Il existe une différence profonde entre le libéralisme classique, soucieux de préserver la liberté des individus face aux empiétements de la puissance publique, et le néolibéralisme dans lequel l’État impose des contraintes et des normes sociales pour que les individus s’adaptent à la société du marché. La rupture est ainsi consommée entre la volonté de préserver la société civile des interventions de l’État dans la vie économique et celle de diriger les forces de cette même société civile. « L’agenda du néolibéralisme est guidé par la nécessité d’une adaptation permanente des hommes et des institutions à un ordre économique intrinsèquement variable, fondé sur une concurrence généralisée et sans répit »[2]. Le choix rationnel des individus ainsi que le culte de la performance sont devenus les repères de la société néolibérale marquée par la toute puissance de l’idéologie du marché concurrentiel. La dette publique constitue finalement la justification d’une normalisation plus forte des individus et des États. Nous sommes responsables vis-à-vis des générations à venir de l’état dans lequel nous leur laissons la planète (dette écologique reléguée au second plan après les reflux de la crise financière) et de la somme à régler que nous leur léguons (équivalant à 176 000 dollars par habitant aux États-Unis). Mais nous sommes aussi redevables aux générations précédentes d’avoir lutté pour extorquer certains acquis sociaux et pour avoir tenté de réformer à la marge l’économie de marché. Nous portons cette dette, nous changeons sa nature et nous la transmettons à nos descendants.

**Données fournies**.
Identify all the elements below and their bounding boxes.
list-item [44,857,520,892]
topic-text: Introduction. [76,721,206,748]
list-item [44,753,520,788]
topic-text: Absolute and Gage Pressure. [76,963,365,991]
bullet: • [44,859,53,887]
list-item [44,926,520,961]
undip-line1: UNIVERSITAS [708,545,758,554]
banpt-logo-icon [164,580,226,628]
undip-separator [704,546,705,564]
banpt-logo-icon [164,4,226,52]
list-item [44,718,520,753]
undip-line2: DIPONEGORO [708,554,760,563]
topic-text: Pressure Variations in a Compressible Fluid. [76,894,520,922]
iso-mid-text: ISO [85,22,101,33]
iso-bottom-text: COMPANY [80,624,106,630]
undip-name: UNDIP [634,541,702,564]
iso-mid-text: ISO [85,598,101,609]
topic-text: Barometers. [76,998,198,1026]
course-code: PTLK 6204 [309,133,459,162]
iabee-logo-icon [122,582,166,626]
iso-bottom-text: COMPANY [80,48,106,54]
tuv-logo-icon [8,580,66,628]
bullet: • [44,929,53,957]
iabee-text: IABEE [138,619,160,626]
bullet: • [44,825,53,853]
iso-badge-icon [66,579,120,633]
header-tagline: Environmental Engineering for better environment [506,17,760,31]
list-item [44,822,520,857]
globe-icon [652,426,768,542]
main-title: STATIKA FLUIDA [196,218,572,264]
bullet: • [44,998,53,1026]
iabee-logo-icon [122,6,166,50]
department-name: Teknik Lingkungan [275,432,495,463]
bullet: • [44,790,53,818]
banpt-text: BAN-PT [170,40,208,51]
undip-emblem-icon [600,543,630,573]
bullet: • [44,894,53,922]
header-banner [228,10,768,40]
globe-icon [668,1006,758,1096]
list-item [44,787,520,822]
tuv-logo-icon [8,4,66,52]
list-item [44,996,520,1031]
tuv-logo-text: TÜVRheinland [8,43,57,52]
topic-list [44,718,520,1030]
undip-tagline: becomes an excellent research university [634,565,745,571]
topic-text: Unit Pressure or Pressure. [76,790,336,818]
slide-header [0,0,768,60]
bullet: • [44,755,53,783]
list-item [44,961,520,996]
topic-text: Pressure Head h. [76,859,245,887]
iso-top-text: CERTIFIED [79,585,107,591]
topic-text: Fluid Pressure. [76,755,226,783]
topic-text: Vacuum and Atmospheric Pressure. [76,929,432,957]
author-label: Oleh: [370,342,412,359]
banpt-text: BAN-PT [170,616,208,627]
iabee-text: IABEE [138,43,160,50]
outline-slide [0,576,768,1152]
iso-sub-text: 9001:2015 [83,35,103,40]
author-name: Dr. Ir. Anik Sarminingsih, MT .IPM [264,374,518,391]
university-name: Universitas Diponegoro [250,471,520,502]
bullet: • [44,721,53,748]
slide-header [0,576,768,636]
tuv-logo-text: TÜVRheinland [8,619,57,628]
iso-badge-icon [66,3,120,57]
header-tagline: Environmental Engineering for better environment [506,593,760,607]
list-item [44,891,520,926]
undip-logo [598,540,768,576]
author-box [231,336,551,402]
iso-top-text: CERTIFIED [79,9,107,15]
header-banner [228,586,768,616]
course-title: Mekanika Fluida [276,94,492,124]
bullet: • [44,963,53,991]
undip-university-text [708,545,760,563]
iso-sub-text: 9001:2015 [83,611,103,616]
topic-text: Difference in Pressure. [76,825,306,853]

**Objectif de l'exercice**. Poursuivez l'extrait sur le néolibéralisme en reprenant juste après sa dernière phrase. Les données n'ont aucun lien avec l'extrait sur le néolibéralisme.

**Zone de réponse**.
La dette ne doit pas être un fardeau, mais plutôt une tâche, une exigence pour penser la pluralité possible des projets sociétaux. Il importe pour cela de réévaluer les concepts quotidiens qui sont devenus presque abstraits : l’impôt sur le revenu, le travail, les retraites, le système de sécurité sociale. L’impôt progressif sur le revenu avait été institué en France au moment de la Première Guerre mondiale pour contribuer à l’effort de guerre. Par la suite, il avait été pérennisé pour répondre à une demande croissante de politiques publiques et d’intervention de l’État. La sécurité sociale a été véritablement mise en place à la fin de la Seconde Guerre mondiale. Le programme du Conseil national de la Résistance prévoyait un système ambitieux à un moment où l’économie était loin de redémarrer. Les ordonnances des 4 et 19 octobre 1945 ont permis à la Caisse de Sécurité Sociale de prendre en charge les risques maladie, maternité, vieillesse, invalidité, décès (voir sur le site de la Sécurité Sociale). La dette consiste ainsi en ce que nous devons aux générations antérieures et en particulier pour les institutions qu’elles nous ont laissées (Sécurité Sociale, Caisse de Prévoyance…). C’est grâce à elles que l’État a étendu son influence au-delà des missions régaliennes classiques.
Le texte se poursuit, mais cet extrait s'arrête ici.